* BEGIN *

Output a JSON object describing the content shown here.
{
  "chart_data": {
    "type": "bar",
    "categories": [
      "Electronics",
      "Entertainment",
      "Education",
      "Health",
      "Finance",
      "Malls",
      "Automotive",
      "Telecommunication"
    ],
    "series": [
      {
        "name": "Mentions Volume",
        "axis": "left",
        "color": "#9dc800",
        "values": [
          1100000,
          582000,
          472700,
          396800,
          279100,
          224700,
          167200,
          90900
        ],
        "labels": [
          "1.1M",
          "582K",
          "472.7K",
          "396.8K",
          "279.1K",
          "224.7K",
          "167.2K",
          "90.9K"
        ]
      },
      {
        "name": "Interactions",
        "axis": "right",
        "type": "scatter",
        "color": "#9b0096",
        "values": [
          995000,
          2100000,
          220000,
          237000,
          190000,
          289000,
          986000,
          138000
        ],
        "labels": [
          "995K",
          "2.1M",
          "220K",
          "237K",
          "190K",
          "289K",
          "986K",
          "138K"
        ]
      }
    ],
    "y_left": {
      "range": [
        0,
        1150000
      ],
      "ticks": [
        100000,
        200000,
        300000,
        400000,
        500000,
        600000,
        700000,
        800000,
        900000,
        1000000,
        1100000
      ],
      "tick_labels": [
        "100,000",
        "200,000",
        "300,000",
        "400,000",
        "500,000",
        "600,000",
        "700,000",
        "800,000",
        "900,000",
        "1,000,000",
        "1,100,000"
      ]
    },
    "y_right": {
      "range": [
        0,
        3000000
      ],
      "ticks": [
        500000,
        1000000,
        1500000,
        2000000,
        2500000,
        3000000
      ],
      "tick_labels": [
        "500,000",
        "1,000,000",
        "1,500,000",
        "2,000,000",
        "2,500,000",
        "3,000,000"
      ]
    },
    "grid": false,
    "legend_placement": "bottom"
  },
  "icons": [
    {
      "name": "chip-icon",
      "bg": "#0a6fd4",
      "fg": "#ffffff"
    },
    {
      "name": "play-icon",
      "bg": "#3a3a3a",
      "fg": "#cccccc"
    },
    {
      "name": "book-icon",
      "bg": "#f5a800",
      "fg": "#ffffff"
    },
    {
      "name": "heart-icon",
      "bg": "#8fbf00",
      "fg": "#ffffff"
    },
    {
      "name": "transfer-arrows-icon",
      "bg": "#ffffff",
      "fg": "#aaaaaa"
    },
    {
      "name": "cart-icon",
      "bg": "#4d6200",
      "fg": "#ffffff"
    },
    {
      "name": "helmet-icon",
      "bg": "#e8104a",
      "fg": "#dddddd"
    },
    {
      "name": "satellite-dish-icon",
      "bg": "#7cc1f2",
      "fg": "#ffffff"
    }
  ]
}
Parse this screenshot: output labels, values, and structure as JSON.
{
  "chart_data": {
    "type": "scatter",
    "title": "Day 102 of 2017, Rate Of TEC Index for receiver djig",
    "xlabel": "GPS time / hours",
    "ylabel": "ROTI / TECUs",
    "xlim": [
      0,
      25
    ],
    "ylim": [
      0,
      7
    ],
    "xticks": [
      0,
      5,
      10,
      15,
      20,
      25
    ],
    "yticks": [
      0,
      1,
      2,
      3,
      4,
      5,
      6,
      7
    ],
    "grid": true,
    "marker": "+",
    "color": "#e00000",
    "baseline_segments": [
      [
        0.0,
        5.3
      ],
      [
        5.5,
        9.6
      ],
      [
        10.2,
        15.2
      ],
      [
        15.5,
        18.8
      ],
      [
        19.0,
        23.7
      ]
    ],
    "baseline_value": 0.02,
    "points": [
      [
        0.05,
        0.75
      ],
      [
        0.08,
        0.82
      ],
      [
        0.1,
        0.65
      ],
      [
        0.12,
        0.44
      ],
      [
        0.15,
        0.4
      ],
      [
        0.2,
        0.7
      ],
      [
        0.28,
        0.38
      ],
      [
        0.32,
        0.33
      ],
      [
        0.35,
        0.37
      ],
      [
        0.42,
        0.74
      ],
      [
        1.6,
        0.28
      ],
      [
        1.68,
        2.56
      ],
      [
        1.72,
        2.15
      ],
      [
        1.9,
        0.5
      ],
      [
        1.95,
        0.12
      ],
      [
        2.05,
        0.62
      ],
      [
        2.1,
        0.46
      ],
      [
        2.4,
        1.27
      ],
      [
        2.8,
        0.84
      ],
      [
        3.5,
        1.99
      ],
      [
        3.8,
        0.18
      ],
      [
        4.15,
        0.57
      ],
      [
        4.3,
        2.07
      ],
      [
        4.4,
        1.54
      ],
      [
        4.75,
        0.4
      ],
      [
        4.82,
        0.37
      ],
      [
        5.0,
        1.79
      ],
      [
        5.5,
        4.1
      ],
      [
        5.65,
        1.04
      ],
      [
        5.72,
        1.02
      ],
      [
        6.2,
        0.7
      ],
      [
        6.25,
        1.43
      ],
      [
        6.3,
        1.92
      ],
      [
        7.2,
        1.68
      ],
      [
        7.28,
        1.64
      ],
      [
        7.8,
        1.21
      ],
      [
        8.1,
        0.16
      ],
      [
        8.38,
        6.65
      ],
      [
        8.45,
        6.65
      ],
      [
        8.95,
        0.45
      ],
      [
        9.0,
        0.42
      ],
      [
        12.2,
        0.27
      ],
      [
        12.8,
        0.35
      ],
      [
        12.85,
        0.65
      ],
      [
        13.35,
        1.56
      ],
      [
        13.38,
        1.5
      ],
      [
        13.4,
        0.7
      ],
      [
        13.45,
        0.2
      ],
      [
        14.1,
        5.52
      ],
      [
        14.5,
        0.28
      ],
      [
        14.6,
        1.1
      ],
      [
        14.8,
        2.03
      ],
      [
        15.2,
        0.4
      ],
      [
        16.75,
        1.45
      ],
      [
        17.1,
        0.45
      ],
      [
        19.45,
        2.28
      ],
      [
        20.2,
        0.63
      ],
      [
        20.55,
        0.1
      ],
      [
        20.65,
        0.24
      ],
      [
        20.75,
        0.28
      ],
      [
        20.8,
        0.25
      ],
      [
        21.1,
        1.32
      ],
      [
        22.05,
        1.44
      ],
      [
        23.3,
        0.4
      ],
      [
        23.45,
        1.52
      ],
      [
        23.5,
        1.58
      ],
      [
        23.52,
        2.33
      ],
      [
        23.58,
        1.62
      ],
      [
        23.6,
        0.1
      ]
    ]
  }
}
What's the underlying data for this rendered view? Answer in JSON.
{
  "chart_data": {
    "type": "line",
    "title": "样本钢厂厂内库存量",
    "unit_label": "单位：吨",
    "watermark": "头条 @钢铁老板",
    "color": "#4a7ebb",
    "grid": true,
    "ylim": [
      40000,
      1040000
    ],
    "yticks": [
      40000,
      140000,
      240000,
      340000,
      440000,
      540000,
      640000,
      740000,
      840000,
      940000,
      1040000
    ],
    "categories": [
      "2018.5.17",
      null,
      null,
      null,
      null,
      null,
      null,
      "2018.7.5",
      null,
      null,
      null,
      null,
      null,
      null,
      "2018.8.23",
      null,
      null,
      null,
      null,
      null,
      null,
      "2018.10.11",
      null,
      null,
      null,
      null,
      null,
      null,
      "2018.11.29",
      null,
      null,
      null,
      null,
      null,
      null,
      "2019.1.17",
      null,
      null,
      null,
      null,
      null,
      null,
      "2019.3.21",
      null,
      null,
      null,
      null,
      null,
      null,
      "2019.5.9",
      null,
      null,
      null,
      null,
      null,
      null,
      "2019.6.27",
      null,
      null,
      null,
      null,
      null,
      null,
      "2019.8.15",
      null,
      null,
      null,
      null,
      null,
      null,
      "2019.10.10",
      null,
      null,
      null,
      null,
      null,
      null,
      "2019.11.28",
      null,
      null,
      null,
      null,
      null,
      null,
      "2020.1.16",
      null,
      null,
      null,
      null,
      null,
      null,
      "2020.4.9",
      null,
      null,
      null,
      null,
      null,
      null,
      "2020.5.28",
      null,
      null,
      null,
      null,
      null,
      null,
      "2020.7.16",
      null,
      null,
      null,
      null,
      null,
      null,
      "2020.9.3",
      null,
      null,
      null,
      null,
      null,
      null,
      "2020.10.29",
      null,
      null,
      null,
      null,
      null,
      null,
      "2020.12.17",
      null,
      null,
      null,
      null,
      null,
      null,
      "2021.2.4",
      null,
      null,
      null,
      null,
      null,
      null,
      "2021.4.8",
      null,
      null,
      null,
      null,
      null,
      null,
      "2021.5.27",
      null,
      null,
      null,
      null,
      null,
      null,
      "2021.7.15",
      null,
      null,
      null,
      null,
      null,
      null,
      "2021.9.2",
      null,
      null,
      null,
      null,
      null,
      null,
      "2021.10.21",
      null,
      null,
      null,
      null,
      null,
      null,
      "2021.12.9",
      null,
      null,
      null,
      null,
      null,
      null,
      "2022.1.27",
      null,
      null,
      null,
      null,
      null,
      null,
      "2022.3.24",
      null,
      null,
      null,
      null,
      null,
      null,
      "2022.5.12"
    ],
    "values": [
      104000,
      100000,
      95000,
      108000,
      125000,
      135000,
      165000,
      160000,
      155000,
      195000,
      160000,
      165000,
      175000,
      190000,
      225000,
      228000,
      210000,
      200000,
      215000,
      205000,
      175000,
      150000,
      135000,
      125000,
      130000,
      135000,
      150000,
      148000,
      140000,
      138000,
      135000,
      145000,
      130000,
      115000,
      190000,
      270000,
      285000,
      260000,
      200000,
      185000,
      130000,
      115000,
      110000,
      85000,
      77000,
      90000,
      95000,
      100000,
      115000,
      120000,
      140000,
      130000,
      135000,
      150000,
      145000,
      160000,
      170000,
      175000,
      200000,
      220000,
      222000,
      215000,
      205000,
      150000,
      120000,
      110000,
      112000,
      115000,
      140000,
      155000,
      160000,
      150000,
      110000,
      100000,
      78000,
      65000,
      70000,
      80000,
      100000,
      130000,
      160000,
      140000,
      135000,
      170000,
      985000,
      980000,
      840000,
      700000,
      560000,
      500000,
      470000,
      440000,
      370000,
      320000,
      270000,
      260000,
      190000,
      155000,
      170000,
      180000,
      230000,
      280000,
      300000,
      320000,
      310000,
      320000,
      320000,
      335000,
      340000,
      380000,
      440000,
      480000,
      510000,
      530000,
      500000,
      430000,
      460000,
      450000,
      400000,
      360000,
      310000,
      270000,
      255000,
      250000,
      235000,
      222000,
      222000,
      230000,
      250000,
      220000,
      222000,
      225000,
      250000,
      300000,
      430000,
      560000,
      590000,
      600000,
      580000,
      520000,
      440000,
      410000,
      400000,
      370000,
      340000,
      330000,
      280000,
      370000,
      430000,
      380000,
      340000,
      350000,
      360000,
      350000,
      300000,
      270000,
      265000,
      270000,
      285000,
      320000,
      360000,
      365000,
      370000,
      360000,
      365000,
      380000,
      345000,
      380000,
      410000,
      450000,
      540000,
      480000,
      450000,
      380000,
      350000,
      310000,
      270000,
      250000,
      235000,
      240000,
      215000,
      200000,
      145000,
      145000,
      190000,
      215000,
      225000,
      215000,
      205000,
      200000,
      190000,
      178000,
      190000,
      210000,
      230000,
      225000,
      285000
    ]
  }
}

* END *

GIVEN REQUEST: Find how many lines of the listing include the string "name" and give that number, nothing else.

ANSWER TO THE PROBLEM: 10